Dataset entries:
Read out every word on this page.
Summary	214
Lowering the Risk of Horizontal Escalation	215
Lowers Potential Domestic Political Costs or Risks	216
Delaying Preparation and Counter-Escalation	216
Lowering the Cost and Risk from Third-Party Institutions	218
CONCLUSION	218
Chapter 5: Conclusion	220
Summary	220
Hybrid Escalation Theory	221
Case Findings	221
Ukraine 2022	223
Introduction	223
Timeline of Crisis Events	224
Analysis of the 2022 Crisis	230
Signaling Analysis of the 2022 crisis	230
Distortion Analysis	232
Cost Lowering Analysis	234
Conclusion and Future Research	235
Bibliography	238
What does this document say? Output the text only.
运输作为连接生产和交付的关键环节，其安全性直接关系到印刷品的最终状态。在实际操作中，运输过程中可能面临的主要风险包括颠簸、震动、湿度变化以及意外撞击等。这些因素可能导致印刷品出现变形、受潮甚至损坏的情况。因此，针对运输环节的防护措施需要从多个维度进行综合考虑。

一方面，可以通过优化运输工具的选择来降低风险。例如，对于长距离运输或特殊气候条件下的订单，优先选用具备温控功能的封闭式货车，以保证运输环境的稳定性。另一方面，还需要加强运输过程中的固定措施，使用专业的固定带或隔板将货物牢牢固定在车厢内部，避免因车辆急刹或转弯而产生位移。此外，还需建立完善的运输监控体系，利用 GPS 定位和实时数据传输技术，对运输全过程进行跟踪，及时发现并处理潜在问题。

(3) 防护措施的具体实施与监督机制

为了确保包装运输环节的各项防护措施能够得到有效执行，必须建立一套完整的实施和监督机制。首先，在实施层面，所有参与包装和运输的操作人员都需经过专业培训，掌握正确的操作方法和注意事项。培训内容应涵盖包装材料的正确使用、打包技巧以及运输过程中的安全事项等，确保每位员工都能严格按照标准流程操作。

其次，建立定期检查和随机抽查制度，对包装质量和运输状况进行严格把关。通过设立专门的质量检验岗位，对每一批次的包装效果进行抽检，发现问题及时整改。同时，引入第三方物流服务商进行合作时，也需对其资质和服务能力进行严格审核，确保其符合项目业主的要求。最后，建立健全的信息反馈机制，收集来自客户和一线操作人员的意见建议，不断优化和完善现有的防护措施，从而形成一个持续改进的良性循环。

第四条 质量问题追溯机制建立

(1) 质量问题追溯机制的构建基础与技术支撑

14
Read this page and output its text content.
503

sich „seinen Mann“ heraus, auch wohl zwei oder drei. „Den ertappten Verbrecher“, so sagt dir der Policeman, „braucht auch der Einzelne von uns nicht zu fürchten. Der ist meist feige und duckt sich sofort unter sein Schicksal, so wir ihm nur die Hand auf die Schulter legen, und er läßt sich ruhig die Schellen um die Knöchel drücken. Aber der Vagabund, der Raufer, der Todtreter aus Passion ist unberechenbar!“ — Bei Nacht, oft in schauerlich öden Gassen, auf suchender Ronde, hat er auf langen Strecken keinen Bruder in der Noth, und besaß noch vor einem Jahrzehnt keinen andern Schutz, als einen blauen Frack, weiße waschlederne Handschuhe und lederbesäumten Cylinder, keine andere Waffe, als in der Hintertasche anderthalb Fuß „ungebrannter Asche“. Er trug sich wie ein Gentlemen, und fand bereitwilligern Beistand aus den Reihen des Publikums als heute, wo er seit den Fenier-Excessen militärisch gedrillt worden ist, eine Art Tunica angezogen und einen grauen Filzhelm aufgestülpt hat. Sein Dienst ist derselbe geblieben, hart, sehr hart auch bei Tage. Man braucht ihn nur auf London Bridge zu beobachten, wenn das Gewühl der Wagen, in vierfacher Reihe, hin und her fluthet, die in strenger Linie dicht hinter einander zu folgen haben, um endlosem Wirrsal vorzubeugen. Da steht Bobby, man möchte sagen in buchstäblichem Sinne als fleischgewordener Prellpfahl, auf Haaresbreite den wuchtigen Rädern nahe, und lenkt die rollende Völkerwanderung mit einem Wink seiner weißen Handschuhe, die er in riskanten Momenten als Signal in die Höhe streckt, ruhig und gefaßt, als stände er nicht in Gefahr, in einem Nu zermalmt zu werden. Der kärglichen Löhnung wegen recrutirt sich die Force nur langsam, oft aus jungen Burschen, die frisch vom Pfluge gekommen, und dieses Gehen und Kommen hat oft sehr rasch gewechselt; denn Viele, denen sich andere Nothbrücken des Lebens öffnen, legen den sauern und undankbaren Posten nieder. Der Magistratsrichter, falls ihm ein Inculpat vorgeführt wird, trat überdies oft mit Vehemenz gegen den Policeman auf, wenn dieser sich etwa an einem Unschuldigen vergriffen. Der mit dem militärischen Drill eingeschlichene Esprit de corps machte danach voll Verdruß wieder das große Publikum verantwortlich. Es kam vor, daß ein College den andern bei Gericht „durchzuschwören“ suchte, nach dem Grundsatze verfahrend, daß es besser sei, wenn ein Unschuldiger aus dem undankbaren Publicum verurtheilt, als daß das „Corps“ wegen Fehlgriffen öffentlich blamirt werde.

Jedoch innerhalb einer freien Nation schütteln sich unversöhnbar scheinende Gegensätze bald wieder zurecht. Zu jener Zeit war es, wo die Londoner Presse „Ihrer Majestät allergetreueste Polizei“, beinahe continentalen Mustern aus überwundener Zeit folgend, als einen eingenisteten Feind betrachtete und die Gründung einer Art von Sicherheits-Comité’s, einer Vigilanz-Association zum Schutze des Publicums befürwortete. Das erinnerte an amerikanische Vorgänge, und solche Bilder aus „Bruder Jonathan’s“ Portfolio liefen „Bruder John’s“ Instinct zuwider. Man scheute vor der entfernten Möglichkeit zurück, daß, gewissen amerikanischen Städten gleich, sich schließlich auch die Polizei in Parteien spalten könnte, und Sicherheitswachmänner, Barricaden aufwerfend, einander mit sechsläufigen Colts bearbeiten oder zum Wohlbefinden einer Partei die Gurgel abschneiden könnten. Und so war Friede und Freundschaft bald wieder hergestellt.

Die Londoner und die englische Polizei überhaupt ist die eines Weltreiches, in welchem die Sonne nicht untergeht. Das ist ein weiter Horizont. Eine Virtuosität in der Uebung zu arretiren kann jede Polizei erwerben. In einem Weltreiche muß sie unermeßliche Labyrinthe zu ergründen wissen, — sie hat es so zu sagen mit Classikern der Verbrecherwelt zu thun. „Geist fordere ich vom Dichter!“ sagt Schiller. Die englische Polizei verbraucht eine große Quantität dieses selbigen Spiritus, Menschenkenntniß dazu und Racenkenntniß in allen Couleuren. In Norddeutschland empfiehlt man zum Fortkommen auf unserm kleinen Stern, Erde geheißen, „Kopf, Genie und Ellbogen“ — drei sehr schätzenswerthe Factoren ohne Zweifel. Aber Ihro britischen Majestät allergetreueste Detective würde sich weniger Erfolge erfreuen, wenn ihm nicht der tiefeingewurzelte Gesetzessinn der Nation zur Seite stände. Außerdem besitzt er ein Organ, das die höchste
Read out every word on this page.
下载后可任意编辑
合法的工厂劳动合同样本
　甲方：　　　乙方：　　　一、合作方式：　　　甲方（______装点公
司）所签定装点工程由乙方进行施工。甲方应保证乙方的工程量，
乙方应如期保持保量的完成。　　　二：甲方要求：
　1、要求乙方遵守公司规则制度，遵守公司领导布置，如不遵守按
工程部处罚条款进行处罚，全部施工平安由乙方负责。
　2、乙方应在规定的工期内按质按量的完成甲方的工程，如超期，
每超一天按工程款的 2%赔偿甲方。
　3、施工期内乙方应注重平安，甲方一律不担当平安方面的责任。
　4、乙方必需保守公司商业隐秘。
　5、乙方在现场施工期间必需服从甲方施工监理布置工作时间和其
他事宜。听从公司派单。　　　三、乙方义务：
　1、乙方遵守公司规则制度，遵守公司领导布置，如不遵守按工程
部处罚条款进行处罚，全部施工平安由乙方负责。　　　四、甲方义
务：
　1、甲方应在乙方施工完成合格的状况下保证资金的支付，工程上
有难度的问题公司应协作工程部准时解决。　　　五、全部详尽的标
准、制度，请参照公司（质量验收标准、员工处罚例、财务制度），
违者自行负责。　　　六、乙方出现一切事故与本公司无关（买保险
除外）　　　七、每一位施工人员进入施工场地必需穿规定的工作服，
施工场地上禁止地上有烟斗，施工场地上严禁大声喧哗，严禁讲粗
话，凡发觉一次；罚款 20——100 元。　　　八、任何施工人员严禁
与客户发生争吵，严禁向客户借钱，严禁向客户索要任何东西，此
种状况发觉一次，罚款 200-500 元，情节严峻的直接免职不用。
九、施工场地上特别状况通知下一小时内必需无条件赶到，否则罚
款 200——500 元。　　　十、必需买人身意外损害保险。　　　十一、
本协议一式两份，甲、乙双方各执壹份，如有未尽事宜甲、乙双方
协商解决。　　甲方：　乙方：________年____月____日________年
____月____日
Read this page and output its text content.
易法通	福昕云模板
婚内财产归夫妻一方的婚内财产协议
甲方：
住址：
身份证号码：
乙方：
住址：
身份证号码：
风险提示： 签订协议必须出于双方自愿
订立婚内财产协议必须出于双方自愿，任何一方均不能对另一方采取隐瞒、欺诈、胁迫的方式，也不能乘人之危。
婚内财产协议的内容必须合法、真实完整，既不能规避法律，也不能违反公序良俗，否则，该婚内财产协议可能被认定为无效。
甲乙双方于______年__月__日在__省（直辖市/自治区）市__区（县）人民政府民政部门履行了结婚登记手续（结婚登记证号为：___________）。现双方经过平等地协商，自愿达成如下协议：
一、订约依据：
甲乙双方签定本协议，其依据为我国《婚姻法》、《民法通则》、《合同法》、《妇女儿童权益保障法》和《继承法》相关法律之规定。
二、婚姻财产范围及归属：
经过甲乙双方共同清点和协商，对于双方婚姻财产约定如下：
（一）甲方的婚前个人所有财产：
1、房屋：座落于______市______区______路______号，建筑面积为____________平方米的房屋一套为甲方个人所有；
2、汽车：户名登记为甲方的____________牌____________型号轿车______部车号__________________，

What to produce:
Each line that holds the word "Lowering" is to be copied.

Reply to the exercise:
Lowering the Risk of Horizontal Escalation	215
Lowering the Cost and Risk from Third-Party Institutions	218
Cost Lowering Analysis	234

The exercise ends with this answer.